• STATED EXERCISE
Restate every line of the material, word for word.

[Records about charts and figures]
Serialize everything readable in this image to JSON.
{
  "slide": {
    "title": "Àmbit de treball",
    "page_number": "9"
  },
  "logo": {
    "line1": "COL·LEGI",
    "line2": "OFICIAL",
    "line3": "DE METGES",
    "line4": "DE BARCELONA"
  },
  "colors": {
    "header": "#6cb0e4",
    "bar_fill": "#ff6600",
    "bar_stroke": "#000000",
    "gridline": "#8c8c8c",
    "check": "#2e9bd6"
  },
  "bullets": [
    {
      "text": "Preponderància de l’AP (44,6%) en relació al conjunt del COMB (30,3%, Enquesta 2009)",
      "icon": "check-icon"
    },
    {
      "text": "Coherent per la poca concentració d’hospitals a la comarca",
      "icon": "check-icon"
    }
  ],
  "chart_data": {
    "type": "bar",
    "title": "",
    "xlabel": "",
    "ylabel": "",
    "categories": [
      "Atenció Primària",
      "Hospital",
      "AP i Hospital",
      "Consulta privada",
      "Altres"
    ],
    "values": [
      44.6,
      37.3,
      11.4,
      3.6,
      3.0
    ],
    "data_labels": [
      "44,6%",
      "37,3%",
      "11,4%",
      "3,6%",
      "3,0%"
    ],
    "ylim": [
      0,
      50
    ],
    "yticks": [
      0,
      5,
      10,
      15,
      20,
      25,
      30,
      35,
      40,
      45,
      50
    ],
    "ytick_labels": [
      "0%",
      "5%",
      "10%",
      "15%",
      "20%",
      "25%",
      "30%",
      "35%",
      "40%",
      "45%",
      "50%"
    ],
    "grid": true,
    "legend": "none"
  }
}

• RESULT OF THE EXERCISE
Serialize everything readable in this image to JSON.
{
  "slide": {
    "title": "Àmbit de treball",
    "page_number": "9"
  },
  "logo": {
    "line1": "COL·LEGI",
    "line2": "OFICIAL",
    "line3": "DE METGES",
    "line4": "DE BARCELONA"
  },
  "colors": {
    "header": "#6cb0e4",
    "bar_fill": "#ff6600",
    "bar_stroke": "#000000",
    "gridline": "#8c8c8c",
    "check": "#2e9bd6"
  },
  "bullets": [
    {
      "text": "Preponderància de l’AP (44,6%) en relació al conjunt del COMB (30,3%, Enquesta 2009)",
      "icon": "check-icon"
    },
    {
      "text": "Coherent per la poca concentració d’hospitals a la comarca",
      "icon": "check-icon"
    }
  ],
  "chart_data": {
    "type": "bar",
    "title": "",
    "xlabel": "",
    "ylabel": "",
    "categories": [
      "Atenció Primària",
      "Hospital",
      "AP i Hospital",
      "Consulta privada",
      "Altres"
    ],
    "values": [
      44.6,
      37.3,
      11.4,
      3.6,
      3.0
    ],
    "data_labels": [
      "44,6%",
      "37,3%",
      "11,4%",
      "3,6%",
      "3,0%"
    ],
    "ylim": [
      0,
      50
    ],
    "yticks": [
      0,
      5,
      10,
      15,
      20,
      25,
      30,
      35,
      40,
      45,
      50
    ],
    "ytick_labels": [
      "0%",
      "5%",
      "10%",
      "15%",
      "20%",
      "25%",
      "30%",
      "35%",
      "40%",
      "45%",
      "50%"
    ],
    "grid": true,
    "legend": "none"
  }
}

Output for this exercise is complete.